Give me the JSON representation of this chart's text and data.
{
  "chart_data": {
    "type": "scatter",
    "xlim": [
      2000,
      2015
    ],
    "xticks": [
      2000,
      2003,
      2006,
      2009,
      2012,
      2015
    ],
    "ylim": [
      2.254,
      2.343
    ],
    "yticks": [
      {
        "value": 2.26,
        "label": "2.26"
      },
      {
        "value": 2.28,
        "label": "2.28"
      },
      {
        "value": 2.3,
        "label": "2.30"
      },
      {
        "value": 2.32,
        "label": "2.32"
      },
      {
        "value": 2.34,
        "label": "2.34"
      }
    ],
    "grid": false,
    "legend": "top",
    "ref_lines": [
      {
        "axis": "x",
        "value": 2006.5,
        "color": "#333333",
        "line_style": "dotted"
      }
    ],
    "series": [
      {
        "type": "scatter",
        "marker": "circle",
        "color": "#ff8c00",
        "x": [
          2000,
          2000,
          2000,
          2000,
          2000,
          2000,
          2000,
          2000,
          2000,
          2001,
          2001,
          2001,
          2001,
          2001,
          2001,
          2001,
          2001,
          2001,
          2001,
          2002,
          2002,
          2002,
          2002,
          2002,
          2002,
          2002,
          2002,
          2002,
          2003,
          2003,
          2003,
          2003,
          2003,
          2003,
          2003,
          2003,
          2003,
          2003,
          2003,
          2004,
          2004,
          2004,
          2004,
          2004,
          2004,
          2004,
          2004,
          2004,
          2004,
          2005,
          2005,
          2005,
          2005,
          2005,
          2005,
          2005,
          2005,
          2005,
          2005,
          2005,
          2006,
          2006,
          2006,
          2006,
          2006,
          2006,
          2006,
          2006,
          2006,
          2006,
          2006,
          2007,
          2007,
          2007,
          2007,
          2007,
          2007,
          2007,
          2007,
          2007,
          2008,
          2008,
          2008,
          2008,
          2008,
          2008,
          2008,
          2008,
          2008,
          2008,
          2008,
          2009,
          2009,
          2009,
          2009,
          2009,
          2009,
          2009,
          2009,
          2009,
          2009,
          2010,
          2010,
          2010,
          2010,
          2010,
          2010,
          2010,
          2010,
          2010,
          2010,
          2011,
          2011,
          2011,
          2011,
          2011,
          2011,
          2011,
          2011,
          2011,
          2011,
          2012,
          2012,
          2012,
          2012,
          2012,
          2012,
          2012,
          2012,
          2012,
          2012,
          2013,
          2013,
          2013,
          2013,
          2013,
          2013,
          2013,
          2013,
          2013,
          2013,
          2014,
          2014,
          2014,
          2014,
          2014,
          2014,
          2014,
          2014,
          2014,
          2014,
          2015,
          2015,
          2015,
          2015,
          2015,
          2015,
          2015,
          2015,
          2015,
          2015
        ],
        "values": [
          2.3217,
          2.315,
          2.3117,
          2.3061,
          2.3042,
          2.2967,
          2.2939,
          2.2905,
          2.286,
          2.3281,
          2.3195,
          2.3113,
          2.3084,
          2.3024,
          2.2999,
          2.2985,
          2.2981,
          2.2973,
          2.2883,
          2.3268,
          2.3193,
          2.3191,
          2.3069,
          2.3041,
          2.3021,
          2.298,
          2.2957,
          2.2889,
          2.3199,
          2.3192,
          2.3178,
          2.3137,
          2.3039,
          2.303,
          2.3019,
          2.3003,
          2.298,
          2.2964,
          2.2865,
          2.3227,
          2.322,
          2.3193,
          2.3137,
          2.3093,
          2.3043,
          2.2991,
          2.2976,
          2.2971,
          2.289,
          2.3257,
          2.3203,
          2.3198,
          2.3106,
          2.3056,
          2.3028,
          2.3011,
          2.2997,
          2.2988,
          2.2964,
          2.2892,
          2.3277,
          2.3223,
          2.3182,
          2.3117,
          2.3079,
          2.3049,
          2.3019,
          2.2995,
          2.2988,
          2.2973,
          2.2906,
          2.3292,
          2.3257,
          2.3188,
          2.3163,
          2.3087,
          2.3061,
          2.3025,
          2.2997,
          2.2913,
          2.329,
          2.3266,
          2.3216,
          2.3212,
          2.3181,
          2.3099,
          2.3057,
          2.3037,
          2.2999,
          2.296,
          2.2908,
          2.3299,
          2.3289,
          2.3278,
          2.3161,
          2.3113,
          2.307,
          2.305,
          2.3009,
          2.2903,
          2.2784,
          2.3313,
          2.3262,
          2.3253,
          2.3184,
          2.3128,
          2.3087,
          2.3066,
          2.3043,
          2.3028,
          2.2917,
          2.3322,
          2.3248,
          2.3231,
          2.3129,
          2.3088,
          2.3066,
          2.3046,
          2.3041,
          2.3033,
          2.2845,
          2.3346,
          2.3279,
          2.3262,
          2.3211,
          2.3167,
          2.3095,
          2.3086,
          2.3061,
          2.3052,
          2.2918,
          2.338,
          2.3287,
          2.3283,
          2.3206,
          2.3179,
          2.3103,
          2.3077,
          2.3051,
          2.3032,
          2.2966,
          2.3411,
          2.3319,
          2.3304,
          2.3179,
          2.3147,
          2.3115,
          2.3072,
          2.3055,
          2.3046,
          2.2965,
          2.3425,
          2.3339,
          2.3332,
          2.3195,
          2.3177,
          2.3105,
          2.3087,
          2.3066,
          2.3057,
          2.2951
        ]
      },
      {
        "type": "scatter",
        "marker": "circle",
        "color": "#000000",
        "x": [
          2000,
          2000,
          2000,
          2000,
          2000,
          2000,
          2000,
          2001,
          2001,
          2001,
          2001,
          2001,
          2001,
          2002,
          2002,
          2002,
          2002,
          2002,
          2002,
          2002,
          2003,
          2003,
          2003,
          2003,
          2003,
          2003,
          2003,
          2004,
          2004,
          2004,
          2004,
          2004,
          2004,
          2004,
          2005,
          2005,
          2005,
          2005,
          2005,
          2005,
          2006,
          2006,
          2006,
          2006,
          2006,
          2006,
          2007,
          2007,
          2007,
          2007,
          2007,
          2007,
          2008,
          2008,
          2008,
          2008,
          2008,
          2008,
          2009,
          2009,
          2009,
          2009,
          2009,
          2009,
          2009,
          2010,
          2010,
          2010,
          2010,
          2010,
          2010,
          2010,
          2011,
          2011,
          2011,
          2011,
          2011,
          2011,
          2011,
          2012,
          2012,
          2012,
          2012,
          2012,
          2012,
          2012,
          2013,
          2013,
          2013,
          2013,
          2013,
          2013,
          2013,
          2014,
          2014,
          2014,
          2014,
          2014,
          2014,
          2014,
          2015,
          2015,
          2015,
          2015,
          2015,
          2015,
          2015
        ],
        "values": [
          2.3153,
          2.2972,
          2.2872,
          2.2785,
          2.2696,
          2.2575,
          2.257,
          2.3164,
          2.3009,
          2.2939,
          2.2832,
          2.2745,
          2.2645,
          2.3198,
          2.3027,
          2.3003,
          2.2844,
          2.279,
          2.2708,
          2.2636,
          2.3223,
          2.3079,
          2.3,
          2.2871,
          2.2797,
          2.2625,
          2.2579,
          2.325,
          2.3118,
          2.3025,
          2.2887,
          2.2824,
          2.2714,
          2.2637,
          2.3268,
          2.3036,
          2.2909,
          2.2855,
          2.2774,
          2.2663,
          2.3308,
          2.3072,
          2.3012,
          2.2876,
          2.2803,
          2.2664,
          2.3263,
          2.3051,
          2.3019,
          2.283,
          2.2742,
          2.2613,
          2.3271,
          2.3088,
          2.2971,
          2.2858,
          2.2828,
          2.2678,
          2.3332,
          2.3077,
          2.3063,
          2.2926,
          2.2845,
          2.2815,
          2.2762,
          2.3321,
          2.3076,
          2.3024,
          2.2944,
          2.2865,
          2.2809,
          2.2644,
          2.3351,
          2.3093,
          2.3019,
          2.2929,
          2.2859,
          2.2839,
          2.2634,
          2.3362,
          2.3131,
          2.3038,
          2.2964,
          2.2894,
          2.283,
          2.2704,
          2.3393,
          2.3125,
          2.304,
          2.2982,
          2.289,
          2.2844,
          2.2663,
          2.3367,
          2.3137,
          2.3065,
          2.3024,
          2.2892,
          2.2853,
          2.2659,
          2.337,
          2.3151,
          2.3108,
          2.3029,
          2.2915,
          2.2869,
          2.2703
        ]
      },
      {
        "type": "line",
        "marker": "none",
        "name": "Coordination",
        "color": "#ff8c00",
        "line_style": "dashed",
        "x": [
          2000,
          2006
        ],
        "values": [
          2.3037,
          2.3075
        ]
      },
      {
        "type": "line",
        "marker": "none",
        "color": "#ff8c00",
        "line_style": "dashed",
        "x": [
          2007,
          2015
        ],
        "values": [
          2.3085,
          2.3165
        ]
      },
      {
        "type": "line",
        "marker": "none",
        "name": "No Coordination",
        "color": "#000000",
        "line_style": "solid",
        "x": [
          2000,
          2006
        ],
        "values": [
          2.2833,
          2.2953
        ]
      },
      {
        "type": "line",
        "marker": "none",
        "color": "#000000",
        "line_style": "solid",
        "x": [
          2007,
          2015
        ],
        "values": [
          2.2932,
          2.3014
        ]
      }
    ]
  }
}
* * * *
Each line that holds the string "Coordination" counts once; give the total and nothing else.

2